Pull out from the material below all lines with "title".
── Input data
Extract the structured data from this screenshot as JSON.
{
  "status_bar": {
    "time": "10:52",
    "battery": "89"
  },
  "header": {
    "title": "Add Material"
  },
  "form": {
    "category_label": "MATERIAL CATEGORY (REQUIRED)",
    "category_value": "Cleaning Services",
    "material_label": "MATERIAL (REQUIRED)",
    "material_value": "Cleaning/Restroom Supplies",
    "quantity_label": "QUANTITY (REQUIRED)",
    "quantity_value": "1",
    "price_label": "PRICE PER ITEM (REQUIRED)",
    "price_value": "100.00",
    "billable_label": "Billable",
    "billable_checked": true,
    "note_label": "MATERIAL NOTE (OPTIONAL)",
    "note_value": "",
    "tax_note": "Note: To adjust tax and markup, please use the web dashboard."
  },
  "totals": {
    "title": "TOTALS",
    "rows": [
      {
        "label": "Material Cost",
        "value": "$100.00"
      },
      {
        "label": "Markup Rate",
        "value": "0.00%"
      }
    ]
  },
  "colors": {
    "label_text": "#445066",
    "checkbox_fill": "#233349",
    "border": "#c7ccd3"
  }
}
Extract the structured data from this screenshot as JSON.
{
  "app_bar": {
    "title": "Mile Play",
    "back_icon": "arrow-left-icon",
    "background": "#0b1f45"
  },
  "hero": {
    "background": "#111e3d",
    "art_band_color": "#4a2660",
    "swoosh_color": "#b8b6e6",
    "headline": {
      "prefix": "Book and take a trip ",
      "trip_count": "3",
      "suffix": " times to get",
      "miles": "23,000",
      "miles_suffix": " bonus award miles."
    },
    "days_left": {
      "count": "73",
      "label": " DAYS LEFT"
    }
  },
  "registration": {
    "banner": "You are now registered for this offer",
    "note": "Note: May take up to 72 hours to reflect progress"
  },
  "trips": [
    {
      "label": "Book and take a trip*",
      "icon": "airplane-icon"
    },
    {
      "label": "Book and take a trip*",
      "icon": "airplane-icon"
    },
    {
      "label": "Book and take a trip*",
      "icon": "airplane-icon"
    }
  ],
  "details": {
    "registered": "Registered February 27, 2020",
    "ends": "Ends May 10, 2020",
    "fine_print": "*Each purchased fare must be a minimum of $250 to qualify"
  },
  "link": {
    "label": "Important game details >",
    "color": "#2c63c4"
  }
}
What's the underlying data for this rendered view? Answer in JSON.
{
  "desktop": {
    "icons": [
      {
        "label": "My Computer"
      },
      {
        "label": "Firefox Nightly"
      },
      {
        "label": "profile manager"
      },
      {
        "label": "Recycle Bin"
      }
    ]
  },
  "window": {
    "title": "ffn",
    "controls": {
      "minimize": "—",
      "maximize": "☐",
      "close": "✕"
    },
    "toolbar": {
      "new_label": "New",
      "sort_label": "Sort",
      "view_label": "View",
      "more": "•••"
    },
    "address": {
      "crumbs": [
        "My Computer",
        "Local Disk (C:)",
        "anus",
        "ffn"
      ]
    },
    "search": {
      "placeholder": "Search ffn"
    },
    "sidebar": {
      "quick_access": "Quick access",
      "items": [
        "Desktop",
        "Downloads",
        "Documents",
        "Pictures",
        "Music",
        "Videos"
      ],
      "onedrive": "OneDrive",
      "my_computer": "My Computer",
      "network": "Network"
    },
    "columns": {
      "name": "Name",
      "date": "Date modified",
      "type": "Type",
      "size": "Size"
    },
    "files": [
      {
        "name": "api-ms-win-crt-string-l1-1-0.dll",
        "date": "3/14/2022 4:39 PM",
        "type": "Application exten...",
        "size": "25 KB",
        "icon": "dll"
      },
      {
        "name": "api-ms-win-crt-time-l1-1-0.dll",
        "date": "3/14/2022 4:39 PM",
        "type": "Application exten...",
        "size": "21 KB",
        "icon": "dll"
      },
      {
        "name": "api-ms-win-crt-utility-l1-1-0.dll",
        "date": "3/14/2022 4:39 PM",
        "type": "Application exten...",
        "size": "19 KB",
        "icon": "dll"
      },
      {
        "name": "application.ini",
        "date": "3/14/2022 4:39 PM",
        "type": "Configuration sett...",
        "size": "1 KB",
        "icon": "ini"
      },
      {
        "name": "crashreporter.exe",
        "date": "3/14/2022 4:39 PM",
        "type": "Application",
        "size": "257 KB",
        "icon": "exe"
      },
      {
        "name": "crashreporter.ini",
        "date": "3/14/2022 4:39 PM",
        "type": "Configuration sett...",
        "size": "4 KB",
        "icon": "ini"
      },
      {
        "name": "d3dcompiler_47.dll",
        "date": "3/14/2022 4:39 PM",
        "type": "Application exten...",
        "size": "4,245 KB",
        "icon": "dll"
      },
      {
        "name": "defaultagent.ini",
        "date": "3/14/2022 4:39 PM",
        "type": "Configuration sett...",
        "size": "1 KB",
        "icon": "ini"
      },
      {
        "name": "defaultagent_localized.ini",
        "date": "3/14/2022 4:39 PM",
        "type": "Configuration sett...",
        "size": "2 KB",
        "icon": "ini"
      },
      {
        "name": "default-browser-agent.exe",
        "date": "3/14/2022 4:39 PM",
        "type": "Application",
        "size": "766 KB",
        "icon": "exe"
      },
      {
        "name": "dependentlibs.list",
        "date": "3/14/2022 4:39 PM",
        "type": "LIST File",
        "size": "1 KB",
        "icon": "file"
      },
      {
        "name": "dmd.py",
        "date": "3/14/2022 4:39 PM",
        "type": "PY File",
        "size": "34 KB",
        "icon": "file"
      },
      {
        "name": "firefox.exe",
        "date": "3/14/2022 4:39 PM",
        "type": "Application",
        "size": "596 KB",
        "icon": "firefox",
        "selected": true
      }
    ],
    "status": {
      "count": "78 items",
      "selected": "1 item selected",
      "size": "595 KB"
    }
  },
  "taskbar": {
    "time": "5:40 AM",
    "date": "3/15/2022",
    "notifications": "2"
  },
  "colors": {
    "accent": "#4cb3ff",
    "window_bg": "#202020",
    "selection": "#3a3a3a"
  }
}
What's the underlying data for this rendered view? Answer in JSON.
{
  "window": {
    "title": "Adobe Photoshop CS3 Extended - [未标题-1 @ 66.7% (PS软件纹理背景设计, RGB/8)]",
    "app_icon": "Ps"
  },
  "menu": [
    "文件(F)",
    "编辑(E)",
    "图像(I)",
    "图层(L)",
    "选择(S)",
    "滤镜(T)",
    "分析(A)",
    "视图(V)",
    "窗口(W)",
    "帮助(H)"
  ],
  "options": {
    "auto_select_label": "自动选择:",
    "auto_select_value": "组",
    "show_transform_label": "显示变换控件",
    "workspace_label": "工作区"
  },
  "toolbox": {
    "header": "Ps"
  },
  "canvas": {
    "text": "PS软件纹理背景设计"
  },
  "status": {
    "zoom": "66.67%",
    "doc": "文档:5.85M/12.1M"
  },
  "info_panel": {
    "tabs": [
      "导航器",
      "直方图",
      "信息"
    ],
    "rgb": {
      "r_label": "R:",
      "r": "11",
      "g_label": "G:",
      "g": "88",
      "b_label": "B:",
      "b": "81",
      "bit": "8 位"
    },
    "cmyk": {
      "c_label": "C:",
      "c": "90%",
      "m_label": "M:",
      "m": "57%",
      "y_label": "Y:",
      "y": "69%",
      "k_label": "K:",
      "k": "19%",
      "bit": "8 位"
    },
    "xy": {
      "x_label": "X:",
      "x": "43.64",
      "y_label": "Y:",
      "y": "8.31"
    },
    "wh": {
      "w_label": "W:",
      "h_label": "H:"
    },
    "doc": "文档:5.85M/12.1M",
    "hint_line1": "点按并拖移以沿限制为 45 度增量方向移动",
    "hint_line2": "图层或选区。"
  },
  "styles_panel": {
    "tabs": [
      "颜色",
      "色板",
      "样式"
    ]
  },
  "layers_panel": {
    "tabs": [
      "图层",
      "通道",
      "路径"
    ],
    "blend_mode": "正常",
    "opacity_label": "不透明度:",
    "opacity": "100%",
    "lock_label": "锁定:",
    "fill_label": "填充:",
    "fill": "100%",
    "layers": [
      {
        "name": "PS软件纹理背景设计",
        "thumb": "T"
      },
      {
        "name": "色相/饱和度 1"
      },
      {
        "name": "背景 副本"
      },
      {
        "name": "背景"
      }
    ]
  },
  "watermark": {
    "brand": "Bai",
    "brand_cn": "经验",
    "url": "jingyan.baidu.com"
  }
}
────
> **Completed task**
    "title": "Add Material"
    "title": "TOTALS",
    "title": "Mile Play",
    "title": "ffn",
    "title": "Adobe Photoshop CS3 Extended - [未标题-1 @ 66.7% (PS软件纹理背景设计, RGB/8)]",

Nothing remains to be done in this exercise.